- Prompt -
Gather every line from the entries below that includes "structured".

# start of Supplied material

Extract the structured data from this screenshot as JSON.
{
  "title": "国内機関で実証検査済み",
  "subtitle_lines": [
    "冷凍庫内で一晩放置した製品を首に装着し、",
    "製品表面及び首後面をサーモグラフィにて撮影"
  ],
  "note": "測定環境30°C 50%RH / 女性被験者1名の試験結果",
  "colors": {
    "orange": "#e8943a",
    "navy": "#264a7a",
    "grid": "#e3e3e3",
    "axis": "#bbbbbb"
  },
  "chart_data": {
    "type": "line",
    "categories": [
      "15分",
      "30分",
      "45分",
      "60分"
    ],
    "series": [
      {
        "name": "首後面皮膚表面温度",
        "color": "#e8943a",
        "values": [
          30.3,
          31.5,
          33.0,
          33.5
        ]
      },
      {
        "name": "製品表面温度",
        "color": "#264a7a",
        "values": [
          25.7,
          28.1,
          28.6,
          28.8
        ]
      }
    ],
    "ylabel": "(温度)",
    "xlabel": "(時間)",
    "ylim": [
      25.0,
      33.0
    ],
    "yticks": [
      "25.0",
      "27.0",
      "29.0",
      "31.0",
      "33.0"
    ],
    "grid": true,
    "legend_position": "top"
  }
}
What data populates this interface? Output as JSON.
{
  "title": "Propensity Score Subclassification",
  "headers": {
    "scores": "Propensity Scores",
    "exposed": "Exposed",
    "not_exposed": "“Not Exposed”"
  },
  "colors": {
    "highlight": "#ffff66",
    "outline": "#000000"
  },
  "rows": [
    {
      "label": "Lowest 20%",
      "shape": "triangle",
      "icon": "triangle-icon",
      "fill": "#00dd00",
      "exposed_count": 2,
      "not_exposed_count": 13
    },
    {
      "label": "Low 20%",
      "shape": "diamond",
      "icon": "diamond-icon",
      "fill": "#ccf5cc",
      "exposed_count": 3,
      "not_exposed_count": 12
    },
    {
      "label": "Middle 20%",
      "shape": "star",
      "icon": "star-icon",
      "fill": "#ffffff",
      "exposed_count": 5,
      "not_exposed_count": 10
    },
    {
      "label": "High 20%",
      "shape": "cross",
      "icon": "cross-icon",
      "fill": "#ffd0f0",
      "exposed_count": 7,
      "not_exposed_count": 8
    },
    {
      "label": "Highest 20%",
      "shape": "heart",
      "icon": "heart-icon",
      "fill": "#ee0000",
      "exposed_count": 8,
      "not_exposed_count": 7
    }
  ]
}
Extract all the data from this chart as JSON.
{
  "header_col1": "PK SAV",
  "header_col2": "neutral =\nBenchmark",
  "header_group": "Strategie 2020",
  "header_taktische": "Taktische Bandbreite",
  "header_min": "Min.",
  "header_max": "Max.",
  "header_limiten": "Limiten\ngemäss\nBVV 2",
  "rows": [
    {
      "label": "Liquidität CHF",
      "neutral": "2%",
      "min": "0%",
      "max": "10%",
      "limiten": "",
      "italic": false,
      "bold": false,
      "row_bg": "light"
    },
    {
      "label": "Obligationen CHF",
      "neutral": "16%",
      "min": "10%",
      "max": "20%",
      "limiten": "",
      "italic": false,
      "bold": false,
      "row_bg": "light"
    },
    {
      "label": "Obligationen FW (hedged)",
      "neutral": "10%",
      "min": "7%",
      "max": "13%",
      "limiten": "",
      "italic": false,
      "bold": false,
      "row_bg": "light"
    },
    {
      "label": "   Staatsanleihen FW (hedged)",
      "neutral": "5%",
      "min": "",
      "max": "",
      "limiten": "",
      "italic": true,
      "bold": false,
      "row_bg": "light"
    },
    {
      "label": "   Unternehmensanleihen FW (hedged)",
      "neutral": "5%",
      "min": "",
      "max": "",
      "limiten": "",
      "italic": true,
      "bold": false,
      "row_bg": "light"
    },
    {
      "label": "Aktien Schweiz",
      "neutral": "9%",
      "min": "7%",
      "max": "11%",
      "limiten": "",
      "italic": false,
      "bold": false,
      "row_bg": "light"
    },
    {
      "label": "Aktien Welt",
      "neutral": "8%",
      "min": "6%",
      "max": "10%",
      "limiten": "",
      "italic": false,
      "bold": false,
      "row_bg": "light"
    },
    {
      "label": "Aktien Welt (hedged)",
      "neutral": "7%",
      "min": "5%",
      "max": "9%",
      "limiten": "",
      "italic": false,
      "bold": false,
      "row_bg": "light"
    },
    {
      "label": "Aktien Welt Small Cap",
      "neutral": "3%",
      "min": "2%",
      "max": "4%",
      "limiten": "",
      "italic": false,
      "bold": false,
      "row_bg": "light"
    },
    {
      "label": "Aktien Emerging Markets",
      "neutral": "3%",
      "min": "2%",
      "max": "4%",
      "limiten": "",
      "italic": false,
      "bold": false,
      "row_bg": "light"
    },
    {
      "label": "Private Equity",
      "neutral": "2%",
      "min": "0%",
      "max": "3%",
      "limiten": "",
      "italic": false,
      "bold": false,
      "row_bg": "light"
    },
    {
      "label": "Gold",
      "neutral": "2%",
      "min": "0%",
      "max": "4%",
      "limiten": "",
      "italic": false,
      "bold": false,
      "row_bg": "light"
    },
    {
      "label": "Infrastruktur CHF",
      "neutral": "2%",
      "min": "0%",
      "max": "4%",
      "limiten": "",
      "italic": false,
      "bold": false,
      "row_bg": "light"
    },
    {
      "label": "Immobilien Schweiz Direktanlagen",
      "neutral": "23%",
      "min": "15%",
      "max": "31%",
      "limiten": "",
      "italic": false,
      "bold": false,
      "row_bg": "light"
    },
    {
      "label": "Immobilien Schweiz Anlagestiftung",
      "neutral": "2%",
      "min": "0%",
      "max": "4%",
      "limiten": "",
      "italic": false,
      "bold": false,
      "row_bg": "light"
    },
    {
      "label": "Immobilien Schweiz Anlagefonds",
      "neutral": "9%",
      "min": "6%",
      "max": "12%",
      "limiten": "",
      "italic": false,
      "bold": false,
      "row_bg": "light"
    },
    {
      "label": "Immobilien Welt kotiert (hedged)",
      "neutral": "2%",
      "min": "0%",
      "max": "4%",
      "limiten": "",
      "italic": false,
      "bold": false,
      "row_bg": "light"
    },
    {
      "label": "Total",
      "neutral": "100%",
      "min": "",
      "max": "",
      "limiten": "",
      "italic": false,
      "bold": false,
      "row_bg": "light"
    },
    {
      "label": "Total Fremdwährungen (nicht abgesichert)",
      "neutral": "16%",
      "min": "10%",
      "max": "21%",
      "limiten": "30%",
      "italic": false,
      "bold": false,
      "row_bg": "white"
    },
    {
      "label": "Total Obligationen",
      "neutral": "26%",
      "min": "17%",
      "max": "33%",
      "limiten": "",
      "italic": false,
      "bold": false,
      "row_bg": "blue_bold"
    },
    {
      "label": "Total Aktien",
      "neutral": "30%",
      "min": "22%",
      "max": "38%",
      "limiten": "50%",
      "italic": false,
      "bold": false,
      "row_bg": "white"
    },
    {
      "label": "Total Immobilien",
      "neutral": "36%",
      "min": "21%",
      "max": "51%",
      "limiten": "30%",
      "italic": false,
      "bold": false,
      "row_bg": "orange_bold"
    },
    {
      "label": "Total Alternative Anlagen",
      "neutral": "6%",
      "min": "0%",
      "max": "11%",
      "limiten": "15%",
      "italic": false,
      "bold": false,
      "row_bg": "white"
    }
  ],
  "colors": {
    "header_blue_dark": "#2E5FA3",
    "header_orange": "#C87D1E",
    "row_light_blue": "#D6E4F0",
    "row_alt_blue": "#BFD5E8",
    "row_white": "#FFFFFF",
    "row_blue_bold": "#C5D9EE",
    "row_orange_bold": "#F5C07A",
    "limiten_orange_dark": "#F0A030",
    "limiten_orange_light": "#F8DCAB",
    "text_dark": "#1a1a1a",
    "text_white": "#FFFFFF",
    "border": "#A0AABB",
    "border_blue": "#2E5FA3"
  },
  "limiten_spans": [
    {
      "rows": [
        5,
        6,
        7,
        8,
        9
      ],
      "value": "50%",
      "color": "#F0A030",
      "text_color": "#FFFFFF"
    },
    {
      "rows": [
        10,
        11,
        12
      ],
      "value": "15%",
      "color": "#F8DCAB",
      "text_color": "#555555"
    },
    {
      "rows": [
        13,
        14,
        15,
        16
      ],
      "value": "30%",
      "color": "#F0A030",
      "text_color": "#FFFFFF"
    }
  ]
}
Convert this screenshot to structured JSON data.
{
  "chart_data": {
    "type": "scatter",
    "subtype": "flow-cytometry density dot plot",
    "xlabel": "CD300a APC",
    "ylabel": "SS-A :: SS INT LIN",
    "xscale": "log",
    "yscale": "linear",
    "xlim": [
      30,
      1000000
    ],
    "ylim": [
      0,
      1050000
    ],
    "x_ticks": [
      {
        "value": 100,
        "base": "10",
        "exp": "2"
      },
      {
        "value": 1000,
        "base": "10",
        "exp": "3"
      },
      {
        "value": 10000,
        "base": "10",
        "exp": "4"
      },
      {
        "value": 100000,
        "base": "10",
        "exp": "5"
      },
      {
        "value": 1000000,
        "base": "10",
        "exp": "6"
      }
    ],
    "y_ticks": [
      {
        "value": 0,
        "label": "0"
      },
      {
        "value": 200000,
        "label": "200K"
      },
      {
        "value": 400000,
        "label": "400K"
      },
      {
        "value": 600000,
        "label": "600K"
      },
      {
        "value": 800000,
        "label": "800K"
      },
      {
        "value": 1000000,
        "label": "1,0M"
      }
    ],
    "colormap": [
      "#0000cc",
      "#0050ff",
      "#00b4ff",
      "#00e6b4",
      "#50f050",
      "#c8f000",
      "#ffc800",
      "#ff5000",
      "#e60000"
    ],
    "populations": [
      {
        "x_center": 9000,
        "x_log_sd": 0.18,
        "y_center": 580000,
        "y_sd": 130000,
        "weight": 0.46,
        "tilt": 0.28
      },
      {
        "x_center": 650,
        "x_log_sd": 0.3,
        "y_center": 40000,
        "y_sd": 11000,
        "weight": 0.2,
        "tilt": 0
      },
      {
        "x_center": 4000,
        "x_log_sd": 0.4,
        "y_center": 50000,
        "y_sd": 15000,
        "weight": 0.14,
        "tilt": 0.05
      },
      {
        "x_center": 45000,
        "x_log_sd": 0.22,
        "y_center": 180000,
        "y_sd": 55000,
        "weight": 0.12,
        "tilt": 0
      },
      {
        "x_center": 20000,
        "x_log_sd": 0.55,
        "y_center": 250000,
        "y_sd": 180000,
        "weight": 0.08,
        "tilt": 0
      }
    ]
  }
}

# end of Supplied material

- Exercise solution -
Extract the structured data from this screenshot as JSON.
Convert this screenshot to structured JSON data.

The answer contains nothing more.